Selected passage:
Weather

Weather is king in the sense that it is what impacts us every day and adds up over time into climate. Our weather in Virginia depends a lot on storms cooked up in the Pacific and the 500 MB flow across the country. If it is E/W (zonal), then we will see less extreme weather in general. More N/S (blocked) can give more extremes of warm and cold and more storminess (again in general). The nature of the flow (zonal or blocking) is determined by broader scale weather patterns as measured by indexes like North Atlantic Oscillation (NAO) and the Artic Oscillation (AO) and others but those two are the most relevant for us. As can be seen both in the forecasts below and the in running means in the "Climate" section, NAO and AO can change on a weekly or monthly basis but also exhibit long term patterns that can last for a decade.

The storms in the pacific that are so important to our weather depend on broader forms of weather such as El Nino Southern Oscillation (ENSO). The ENSO index shown below is multivariate which is a measurement of ENSO effects beyond the sea surface temperature in a particular area of the Pacific ocean. Generally a positive ENSO index (red) is going to give us juicier storms in the southern jet stream, usually in winter and often as rain. Negative ENSO has northern jet stream systems that will often go north and west leaving us drier. A lot depends on AO and NAO (which again are only indexes of weather effects, not causes of weather).


current 500 MB flow
surface pressure
3 hr change in pressure

surface temperature
surface winds

Weather Forecasts

The 500 MB foreast plots are shown below. These come from weather models.

Extracted information:
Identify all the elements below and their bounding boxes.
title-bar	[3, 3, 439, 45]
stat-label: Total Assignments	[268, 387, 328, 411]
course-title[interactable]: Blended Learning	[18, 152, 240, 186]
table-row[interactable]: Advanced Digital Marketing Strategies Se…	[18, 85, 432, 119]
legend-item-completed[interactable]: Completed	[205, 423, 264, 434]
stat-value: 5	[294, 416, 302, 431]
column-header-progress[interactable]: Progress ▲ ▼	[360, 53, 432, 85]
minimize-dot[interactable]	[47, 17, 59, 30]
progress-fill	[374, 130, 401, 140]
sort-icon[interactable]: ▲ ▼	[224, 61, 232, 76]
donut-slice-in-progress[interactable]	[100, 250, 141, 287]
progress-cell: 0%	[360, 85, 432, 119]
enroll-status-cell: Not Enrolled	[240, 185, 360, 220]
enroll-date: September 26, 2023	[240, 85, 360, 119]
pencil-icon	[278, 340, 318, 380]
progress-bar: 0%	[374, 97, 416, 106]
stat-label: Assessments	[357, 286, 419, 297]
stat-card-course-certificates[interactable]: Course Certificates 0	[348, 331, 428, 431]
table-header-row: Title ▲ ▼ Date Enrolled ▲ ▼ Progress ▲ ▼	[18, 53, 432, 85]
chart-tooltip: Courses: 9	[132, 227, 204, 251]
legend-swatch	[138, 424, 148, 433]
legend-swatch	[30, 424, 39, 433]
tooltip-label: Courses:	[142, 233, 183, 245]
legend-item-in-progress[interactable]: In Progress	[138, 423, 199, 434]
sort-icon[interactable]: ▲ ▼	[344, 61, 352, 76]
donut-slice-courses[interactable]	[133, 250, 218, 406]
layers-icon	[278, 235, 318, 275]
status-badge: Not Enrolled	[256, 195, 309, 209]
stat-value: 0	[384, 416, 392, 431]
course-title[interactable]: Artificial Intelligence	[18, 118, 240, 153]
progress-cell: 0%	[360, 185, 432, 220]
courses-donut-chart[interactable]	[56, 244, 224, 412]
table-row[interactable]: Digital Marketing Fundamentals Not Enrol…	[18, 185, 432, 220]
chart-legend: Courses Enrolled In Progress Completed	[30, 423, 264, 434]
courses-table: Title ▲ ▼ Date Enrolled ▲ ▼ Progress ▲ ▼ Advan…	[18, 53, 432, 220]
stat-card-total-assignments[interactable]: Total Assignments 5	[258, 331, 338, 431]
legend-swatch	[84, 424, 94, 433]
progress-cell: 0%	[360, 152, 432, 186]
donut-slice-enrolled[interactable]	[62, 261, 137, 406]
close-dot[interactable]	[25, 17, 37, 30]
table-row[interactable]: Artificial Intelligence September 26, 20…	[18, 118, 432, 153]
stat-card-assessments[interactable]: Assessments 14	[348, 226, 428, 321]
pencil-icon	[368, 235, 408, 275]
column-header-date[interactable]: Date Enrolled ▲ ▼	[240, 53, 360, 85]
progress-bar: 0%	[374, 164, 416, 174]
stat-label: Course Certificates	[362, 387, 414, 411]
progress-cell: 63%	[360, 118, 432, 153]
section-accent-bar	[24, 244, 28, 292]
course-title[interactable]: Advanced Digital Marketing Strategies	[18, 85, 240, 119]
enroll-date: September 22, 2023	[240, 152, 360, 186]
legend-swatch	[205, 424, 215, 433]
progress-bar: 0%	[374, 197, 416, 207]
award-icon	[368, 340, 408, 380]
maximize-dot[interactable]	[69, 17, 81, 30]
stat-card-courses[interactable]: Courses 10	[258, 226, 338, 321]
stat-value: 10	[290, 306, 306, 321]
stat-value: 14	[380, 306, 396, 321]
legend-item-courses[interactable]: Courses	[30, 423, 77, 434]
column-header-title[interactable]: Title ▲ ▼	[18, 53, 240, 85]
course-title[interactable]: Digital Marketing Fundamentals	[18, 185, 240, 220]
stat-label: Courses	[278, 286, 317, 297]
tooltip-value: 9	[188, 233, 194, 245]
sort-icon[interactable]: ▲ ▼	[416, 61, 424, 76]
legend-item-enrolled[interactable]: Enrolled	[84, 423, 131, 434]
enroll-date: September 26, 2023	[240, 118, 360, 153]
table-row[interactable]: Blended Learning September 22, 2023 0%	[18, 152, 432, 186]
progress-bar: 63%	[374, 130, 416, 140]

Problem statement:
Using the weather text above, say whether each statement agrees with it, answering yes or no and quoting the deciding words. 1. An east-west (zonal) 500 MB flow tends to bring less extreme weather. 2. The NAO and AO are causes of weather. 3. A negative ENSO index tends to leave the area wetter.

Solution to this problem:
1. Yes: "If it is E/W (zonal), then we will see less extreme weather in general."
2. No: "which again are only indexes of weather effects, not causes of weather"
3. No: "Negative ENSO has northern jet stream systems that will often go north and west leaving us drier."